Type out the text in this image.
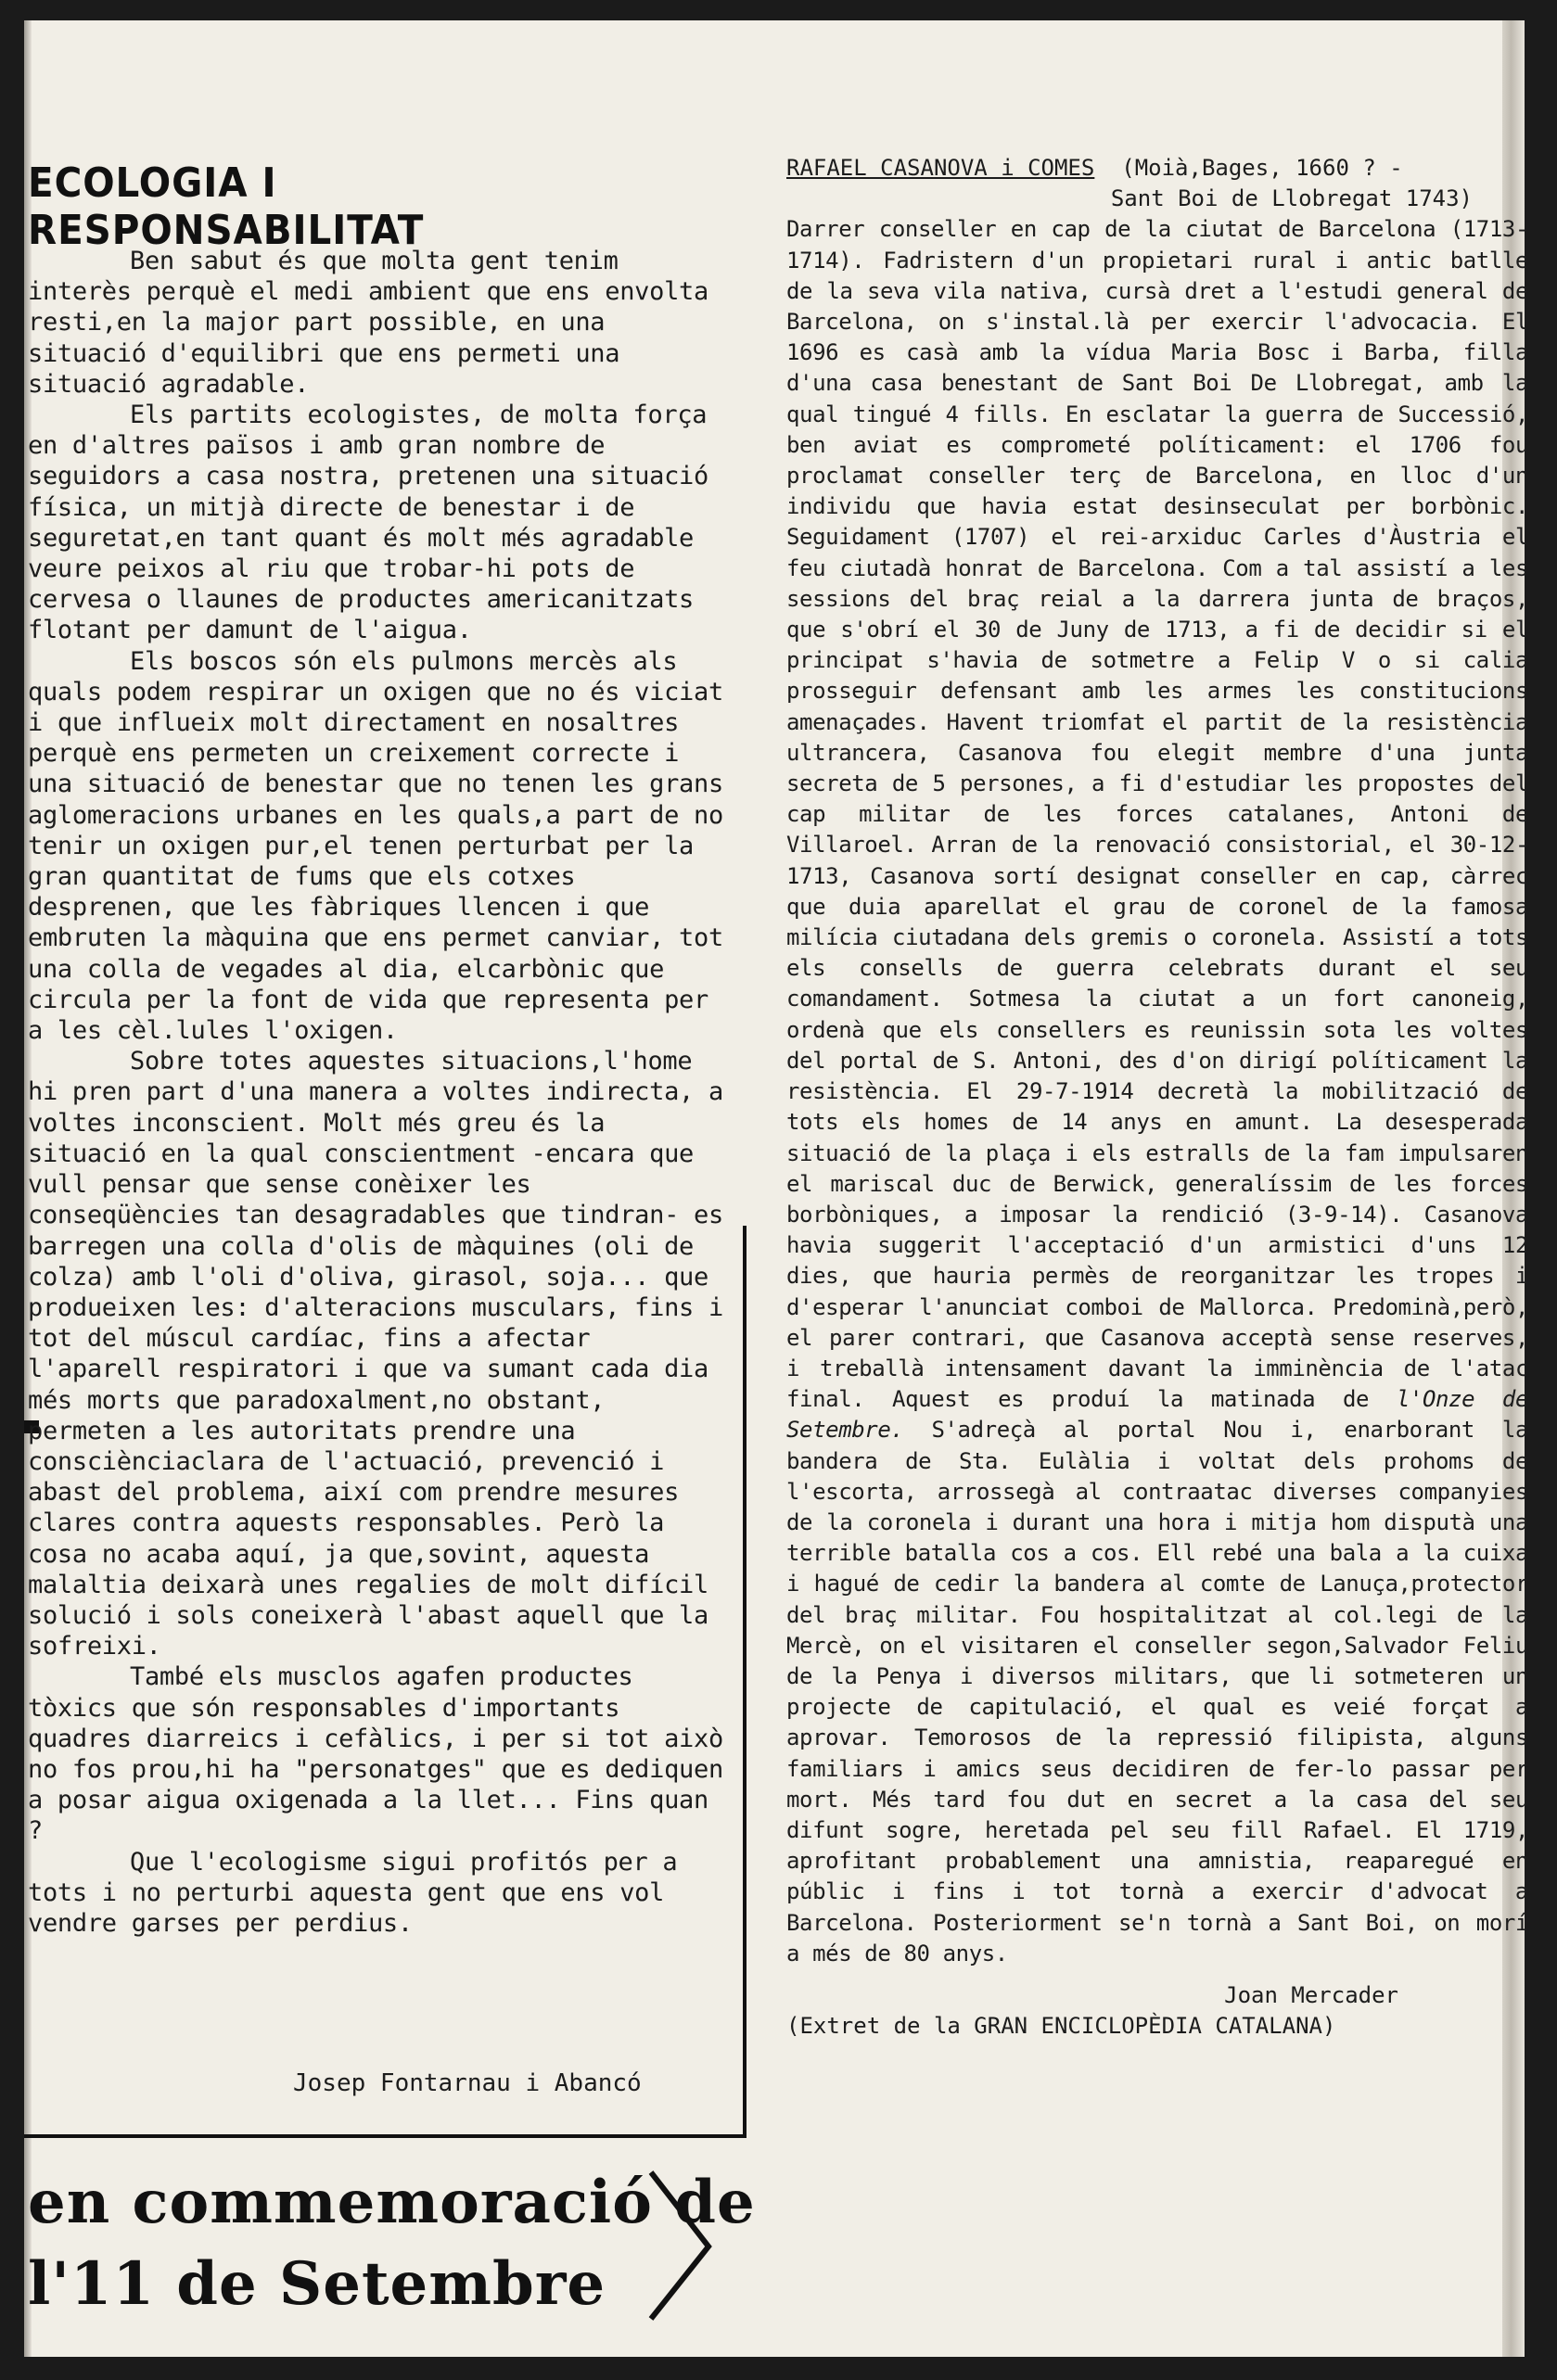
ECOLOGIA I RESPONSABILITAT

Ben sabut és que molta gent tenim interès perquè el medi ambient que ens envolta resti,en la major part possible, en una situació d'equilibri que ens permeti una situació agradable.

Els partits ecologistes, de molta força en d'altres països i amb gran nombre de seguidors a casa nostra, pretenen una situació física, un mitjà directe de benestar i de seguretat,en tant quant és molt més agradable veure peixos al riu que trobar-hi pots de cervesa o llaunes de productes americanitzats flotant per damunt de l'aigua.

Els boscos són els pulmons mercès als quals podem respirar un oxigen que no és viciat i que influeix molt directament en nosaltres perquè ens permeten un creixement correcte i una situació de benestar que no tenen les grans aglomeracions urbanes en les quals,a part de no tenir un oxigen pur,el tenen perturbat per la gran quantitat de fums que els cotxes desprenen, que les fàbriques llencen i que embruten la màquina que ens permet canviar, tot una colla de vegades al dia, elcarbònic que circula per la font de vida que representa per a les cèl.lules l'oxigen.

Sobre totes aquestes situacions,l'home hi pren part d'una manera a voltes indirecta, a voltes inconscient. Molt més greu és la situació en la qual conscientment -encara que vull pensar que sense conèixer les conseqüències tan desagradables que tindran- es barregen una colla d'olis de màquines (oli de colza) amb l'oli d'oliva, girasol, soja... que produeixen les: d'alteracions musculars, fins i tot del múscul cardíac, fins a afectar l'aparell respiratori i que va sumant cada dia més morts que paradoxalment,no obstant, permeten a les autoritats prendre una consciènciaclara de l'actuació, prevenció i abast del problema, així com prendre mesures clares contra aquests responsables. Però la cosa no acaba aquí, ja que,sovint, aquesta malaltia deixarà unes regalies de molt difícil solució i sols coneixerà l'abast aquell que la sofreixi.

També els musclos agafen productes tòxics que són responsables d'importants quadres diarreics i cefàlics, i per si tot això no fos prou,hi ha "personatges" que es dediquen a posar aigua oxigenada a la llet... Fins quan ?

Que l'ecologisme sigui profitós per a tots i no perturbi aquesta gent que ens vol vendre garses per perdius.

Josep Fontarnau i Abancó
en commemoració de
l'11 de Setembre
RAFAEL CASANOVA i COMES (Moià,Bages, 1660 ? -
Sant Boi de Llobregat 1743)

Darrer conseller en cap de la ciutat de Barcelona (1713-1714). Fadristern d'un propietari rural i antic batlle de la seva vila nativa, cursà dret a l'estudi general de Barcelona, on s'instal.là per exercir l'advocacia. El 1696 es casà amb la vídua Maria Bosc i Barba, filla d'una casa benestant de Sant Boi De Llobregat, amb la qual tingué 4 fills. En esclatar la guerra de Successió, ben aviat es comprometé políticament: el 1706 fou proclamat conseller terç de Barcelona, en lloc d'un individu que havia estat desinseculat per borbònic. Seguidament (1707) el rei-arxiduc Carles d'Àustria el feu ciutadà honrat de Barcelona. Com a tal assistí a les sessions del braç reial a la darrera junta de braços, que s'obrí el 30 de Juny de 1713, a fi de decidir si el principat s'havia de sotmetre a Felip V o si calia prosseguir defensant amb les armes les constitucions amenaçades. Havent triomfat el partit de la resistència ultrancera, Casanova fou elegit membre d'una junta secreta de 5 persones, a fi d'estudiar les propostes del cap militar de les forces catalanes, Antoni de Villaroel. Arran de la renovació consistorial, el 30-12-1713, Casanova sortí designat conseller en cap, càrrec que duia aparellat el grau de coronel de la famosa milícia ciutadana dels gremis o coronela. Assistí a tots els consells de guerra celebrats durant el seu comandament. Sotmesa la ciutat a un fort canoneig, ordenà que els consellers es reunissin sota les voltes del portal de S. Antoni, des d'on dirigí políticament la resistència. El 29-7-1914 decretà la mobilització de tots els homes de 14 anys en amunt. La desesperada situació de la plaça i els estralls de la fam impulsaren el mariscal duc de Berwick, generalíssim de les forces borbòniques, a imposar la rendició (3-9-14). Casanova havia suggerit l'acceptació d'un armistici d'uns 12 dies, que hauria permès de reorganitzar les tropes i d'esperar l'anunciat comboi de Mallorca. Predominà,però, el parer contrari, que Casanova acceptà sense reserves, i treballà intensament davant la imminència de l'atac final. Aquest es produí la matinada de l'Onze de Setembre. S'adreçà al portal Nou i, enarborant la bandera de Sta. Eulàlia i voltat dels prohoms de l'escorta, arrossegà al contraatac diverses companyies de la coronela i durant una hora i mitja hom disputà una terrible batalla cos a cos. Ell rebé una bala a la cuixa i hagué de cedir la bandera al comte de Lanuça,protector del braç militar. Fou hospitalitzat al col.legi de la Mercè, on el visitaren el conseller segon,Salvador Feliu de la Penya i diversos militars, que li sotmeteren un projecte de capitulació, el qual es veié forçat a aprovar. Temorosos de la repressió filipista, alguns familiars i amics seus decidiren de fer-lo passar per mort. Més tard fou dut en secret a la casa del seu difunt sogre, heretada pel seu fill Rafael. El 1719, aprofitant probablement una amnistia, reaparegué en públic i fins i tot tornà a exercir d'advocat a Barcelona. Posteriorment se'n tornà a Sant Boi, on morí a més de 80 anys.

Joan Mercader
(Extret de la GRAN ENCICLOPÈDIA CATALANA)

▸ TASK DIRECTIONS
In the listing, find all lines with the string "responsables" and copy them.

▸ OUTPUT BELOW
Sobre totes aquestes situacions,l'home hi pren part d'una manera a voltes indirecta, a voltes inconscient. Molt més greu és la situació en la qual conscientment -encara que vull pensar que sense conèixer les conseqüències tan desagradables que tindran- es barregen una colla d'olis de màquines (oli de colza) amb l'oli d'oliva, girasol, soja... que produeixen les: d'alteracions musculars, fins i tot del múscul cardíac, fins a afectar l'aparell respiratori i que va sumant cada dia més morts que paradoxalment,no obstant, permeten a les autoritats prendre una consciènciaclara de l'actuació, prevenció i abast del problema, així com prendre mesures clares contra aquests responsables. Però la cosa no acaba aquí, ja que,sovint, aquesta malaltia deixarà unes regalies de molt difícil solució i sols coneixerà l'abast aquell que la sofreixi.
També els musclos agafen productes tòxics que són responsables d'importants quadres diarreics i cefàlics, i per si tot això no fos prou,hi ha "personatges" que es dediquen a posar aigua oxigenada a la llet... Fins quan ?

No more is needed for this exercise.